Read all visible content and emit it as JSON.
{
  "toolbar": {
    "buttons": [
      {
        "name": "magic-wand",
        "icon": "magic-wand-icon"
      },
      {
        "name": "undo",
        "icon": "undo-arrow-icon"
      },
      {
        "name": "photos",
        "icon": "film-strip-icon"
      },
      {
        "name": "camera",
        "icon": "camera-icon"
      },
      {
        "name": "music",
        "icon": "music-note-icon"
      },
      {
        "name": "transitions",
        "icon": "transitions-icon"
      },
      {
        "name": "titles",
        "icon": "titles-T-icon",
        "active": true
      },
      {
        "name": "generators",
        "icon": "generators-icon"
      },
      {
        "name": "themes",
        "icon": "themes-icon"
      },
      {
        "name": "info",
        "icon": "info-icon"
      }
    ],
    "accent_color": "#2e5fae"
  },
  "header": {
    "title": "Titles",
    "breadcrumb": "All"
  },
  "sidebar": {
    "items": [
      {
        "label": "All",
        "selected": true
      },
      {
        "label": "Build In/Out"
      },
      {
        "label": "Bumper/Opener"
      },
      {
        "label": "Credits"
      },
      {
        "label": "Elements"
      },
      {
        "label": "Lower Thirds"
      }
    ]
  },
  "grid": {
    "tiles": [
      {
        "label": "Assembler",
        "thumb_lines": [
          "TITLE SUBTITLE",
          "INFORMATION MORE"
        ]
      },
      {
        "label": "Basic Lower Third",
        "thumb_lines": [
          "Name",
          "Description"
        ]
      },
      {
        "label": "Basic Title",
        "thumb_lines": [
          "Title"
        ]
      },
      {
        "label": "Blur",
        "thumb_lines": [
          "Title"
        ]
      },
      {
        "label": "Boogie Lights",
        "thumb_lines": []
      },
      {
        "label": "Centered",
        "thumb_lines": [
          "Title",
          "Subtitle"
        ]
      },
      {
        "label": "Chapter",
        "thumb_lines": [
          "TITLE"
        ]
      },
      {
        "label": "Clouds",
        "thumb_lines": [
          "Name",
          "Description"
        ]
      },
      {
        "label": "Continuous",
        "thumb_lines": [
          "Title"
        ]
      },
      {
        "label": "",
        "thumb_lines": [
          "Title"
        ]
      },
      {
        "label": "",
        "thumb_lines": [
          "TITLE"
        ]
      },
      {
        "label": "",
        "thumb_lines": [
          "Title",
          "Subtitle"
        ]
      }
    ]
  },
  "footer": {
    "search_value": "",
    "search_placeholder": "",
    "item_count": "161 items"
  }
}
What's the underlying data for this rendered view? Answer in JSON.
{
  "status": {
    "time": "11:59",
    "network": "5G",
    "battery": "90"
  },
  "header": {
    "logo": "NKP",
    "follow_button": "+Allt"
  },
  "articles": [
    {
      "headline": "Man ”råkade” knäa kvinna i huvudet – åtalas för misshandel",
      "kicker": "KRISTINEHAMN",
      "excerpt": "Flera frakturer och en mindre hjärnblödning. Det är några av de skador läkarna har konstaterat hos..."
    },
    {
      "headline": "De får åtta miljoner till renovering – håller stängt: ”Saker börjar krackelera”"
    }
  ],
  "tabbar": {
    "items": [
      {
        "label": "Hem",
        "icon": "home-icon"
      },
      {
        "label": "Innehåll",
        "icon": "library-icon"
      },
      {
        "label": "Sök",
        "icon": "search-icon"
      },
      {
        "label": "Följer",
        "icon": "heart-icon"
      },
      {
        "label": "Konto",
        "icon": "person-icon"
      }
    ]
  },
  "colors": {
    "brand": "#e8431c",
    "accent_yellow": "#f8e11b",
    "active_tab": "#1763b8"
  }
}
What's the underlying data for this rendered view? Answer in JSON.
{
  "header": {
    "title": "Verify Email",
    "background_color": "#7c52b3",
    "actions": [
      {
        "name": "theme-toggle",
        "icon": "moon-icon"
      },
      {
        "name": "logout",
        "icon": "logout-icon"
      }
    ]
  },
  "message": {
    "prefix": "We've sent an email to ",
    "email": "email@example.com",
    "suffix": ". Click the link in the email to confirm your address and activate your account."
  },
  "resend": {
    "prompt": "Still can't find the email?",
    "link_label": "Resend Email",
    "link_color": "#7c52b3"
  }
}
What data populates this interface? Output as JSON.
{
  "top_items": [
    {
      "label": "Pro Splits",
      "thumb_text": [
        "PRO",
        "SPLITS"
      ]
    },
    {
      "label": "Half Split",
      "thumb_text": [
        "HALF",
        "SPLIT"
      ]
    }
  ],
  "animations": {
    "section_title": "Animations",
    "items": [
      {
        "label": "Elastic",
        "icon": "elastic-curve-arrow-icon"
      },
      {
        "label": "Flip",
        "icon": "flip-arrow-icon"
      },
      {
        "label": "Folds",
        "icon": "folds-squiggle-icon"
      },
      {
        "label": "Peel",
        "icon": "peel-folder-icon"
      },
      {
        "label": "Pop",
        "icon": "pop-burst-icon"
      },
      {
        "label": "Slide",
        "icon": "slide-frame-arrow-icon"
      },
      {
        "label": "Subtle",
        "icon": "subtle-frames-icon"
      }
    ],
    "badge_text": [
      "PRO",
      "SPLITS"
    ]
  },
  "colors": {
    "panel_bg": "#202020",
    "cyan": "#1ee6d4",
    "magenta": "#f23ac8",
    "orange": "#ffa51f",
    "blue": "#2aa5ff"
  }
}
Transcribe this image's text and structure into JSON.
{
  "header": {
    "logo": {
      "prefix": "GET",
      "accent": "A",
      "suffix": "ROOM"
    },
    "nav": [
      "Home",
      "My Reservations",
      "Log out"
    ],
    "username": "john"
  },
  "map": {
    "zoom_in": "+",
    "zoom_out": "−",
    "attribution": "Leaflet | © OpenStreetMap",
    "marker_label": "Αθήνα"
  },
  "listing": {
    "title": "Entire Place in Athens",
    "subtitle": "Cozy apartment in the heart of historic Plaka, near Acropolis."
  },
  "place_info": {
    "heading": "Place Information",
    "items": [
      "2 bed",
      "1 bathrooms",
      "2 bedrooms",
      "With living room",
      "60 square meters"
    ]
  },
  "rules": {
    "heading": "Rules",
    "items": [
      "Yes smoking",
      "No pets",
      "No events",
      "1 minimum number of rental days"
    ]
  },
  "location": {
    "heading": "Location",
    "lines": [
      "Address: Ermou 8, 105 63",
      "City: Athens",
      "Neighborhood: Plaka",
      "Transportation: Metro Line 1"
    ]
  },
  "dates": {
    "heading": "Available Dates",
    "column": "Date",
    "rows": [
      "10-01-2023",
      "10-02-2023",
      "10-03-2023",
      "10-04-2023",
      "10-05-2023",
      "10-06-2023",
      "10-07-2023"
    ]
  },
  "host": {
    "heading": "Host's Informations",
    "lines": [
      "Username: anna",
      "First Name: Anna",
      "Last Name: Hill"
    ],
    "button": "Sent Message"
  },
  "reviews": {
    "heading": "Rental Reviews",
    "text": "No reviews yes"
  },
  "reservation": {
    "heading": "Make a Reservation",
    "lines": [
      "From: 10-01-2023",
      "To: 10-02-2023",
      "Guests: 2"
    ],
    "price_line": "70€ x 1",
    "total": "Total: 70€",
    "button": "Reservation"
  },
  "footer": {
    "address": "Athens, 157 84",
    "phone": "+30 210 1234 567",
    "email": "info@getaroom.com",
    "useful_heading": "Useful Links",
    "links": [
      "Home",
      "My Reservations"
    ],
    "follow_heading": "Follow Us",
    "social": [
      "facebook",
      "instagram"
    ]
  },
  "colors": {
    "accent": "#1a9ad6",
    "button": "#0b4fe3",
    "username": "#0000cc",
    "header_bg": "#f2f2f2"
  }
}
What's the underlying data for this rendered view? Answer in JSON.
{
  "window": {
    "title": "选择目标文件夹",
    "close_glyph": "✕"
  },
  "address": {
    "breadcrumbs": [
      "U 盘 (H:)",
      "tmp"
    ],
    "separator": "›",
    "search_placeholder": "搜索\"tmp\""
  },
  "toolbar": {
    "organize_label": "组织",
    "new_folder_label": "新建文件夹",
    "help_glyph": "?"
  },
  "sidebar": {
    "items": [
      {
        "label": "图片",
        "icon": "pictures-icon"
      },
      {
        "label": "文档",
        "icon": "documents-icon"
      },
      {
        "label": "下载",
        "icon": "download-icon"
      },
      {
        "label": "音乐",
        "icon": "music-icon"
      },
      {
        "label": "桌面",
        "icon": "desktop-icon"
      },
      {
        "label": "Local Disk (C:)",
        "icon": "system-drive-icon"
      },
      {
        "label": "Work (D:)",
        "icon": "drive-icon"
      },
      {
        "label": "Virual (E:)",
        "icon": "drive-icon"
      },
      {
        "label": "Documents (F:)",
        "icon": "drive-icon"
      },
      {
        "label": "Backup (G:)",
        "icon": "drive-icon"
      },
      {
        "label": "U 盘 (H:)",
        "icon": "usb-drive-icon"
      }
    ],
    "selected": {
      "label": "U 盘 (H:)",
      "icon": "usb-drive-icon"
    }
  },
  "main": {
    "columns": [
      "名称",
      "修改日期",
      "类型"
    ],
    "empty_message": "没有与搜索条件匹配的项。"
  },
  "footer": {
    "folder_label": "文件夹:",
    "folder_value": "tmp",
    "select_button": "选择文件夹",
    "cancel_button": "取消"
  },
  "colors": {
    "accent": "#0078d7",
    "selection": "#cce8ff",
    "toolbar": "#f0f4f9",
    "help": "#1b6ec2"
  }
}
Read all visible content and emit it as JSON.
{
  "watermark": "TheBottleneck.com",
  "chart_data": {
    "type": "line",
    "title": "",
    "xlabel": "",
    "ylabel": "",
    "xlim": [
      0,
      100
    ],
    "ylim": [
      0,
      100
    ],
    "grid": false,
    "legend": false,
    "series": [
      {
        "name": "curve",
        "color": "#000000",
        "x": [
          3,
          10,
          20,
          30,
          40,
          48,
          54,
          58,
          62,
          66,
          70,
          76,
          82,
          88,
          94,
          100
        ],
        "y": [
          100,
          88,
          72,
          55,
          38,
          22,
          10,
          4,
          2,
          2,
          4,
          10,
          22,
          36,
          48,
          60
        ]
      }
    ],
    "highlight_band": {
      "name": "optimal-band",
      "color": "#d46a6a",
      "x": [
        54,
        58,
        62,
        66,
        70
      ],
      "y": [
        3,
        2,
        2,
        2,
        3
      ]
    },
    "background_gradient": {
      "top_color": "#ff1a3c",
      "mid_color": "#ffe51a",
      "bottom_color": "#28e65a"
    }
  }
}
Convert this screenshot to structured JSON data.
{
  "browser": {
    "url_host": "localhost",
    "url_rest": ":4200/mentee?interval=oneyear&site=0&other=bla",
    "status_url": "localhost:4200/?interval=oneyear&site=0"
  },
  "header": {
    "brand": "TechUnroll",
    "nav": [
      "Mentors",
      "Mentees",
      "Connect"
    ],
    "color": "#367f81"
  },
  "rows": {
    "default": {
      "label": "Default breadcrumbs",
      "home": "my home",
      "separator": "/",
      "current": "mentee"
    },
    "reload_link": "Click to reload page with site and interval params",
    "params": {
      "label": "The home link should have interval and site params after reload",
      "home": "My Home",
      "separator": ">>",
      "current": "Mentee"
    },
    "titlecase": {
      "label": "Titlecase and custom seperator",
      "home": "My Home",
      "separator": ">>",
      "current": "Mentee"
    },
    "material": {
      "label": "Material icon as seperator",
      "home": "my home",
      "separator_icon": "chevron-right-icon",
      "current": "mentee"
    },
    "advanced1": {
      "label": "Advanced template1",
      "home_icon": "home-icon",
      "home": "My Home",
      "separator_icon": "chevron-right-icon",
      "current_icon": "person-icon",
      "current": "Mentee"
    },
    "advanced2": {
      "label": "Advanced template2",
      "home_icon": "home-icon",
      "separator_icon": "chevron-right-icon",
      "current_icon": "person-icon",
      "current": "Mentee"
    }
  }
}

◇ ◇ ◇ ◇ ◇ ◇ ◇

• Problem details:
Check every line of the material for the string "magic" and give the number of lines that have it, without anything else.

• Full output:
2